Write out the material again exactly, please, and omit the pictures.

MATERIAL TO PROCESS =>
◇ ◇ ◇ ◇ ◇ ◇ ◇
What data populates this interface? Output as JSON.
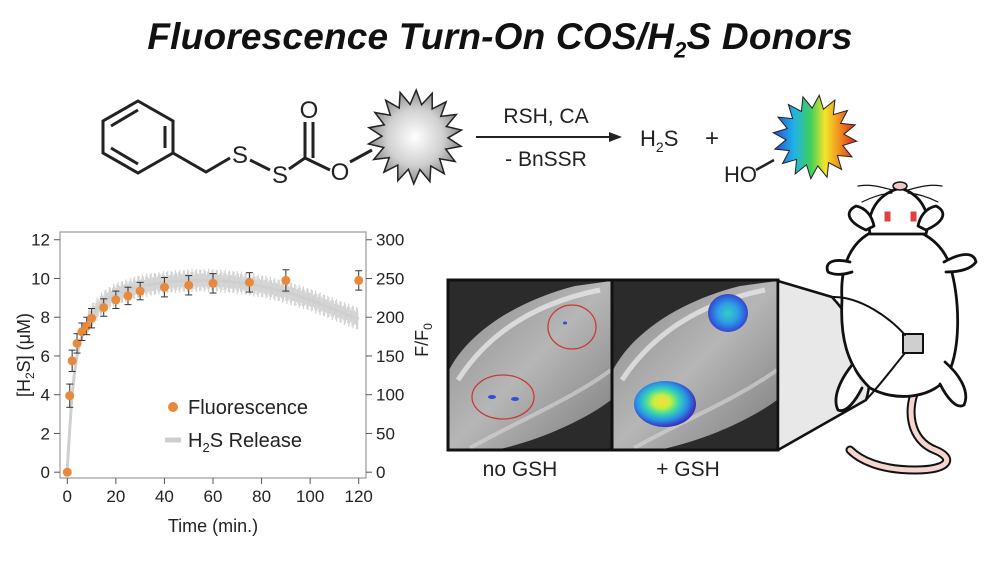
{
  "title": {
    "prefix": "Fluorescence Turn-On COS/H",
    "sub": "2",
    "suffix": "S Donors"
  },
  "scheme": {
    "atoms": {
      "S1": "S",
      "S2": "S",
      "O_carbonyl": "O",
      "O_ester": "O"
    },
    "conditions_top": "RSH, CA",
    "conditions_bottom": "- BnSSR",
    "product_h2s": {
      "main": "H",
      "sub": "2",
      "tail": "S"
    },
    "plus": "+",
    "product_ho": "HO"
  },
  "chart_data": {
    "type": "scatter",
    "xlabel": "Time (min.)",
    "ylabel_left": {
      "main": "[H",
      "sub": "2",
      "tail": "S] (μM)"
    },
    "ylabel_right": {
      "main": "F/F",
      "sub": "0"
    },
    "xlim": [
      -3,
      123
    ],
    "ylim_left": [
      -0.3,
      12.4
    ],
    "ylim_right": [
      -7.5,
      310
    ],
    "x_ticks": [
      "0",
      "20",
      "40",
      "60",
      "80",
      "100",
      "120"
    ],
    "y_ticks_left": [
      "0",
      "2",
      "4",
      "6",
      "8",
      "10",
      "12"
    ],
    "y_ticks_right": [
      "0",
      "50",
      "100",
      "150",
      "200",
      "250",
      "300"
    ],
    "series": [
      {
        "name": "Fluorescence",
        "color": "#e8893b",
        "axis": "left",
        "x": [
          0,
          1,
          2,
          4,
          6,
          8,
          10,
          15,
          20,
          25,
          30,
          40,
          50,
          60,
          75,
          90,
          120
        ],
        "y": [
          0.0,
          3.95,
          5.75,
          6.65,
          7.25,
          7.55,
          7.95,
          8.5,
          8.9,
          9.1,
          9.35,
          9.55,
          9.65,
          9.75,
          9.8,
          9.9,
          9.9
        ],
        "err": [
          0.0,
          0.6,
          0.55,
          0.5,
          0.45,
          0.45,
          0.5,
          0.45,
          0.45,
          0.45,
          0.45,
          0.5,
          0.5,
          0.5,
          0.5,
          0.55,
          0.5
        ]
      },
      {
        "name": "H₂S Release",
        "name_parts": {
          "main": "H",
          "sub": "2",
          "tail": "S Release"
        },
        "color": "#cfcfcf",
        "axis": "left",
        "x": [
          0,
          1,
          2,
          3,
          4,
          5,
          7,
          10,
          15,
          20,
          30,
          40,
          50,
          60,
          70,
          80,
          90,
          100,
          110,
          120
        ],
        "y": [
          0.2,
          2.2,
          4.0,
          5.2,
          6.0,
          6.6,
          7.4,
          8.1,
          8.8,
          9.2,
          9.6,
          9.8,
          9.9,
          9.9,
          9.8,
          9.6,
          9.3,
          8.9,
          8.4,
          7.9
        ]
      }
    ],
    "legend": "bottom-left",
    "grid": false
  },
  "imaging": {
    "panel_left_label": "no GSH",
    "panel_right_label": "+ GSH"
  },
  "colors": {
    "marker": "#e8893b",
    "release_band": "#cfcfcf",
    "roi_circle": "#c83a3a",
    "mouse_marks": "#e04040"
  }
}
◇ ◇ ◇ ◇ ◇ ◇ ◇
WRITTEN RESPONSE =>
What data populates this interface? Output as JSON.
{
  "title": {
    "prefix": "Fluorescence Turn-On COS/H",
    "sub": "2",
    "suffix": "S Donors"
  },
  "scheme": {
    "atoms": {
      "S1": "S",
      "S2": "S",
      "O_carbonyl": "O",
      "O_ester": "O"
    },
    "conditions_top": "RSH, CA",
    "conditions_bottom": "- BnSSR",
    "product_h2s": {
      "main": "H",
      "sub": "2",
      "tail": "S"
    },
    "plus": "+",
    "product_ho": "HO"
  },
  "chart_data": {
    "type": "scatter",
    "xlabel": "Time (min.)",
    "ylabel_left": {
      "main": "[H",
      "sub": "2",
      "tail": "S] (μM)"
    },
    "ylabel_right": {
      "main": "F/F",
      "sub": "0"
    },
    "xlim": [
      -3,
      123
    ],
    "ylim_left": [
      -0.3,
      12.4
    ],
    "ylim_right": [
      -7.5,
      310
    ],
    "x_ticks": [
      "0",
      "20",
      "40",
      "60",
      "80",
      "100",
      "120"
    ],
    "y_ticks_left": [
      "0",
      "2",
      "4",
      "6",
      "8",
      "10",
      "12"
    ],
    "y_ticks_right": [
      "0",
      "50",
      "100",
      "150",
      "200",
      "250",
      "300"
    ],
    "series": [
      {
        "name": "Fluorescence",
        "color": "#e8893b",
        "axis": "left",
        "x": [
          0,
          1,
          2,
          4,
          6,
          8,
          10,
          15,
          20,
          25,
          30,
          40,
          50,
          60,
          75,
          90,
          120
        ],
        "y": [
          0.0,
          3.95,
          5.75,
          6.65,
          7.25,
          7.55,
          7.95,
          8.5,
          8.9,
          9.1,
          9.35,
          9.55,
          9.65,
          9.75,
          9.8,
          9.9,
          9.9
        ],
        "err": [
          0.0,
          0.6,
          0.55,
          0.5,
          0.45,
          0.45,
          0.5,
          0.45,
          0.45,
          0.45,
          0.45,
          0.5,
          0.5,
          0.5,
          0.5,
          0.55,
          0.5
        ]
      },
      {
        "name": "H₂S Release",
        "name_parts": {
          "main": "H",
          "sub": "2",
          "tail": "S Release"
        },
        "color": "#cfcfcf",
        "axis": "left",
        "x": [
          0,
          1,
          2,
          3,
          4,
          5,
          7,
          10,
          15,
          20,
          30,
          40,
          50,
          60,
          70,
          80,
          90,
          100,
          110,
          120
        ],
        "y": [
          0.2,
          2.2,
          4.0,
          5.2,
          6.0,
          6.6,
          7.4,
          8.1,
          8.8,
          9.2,
          9.6,
          9.8,
          9.9,
          9.9,
          9.8,
          9.6,
          9.3,
          8.9,
          8.4,
          7.9
        ]
      }
    ],
    "legend": "bottom-left",
    "grid": false
  },
  "imaging": {
    "panel_left_label": "no GSH",
    "panel_right_label": "+ GSH"
  },
  "colors": {
    "marker": "#e8893b",
    "release_band": "#cfcfcf",
    "roi_circle": "#c83a3a",
    "mouse_marks": "#e04040"
  }
}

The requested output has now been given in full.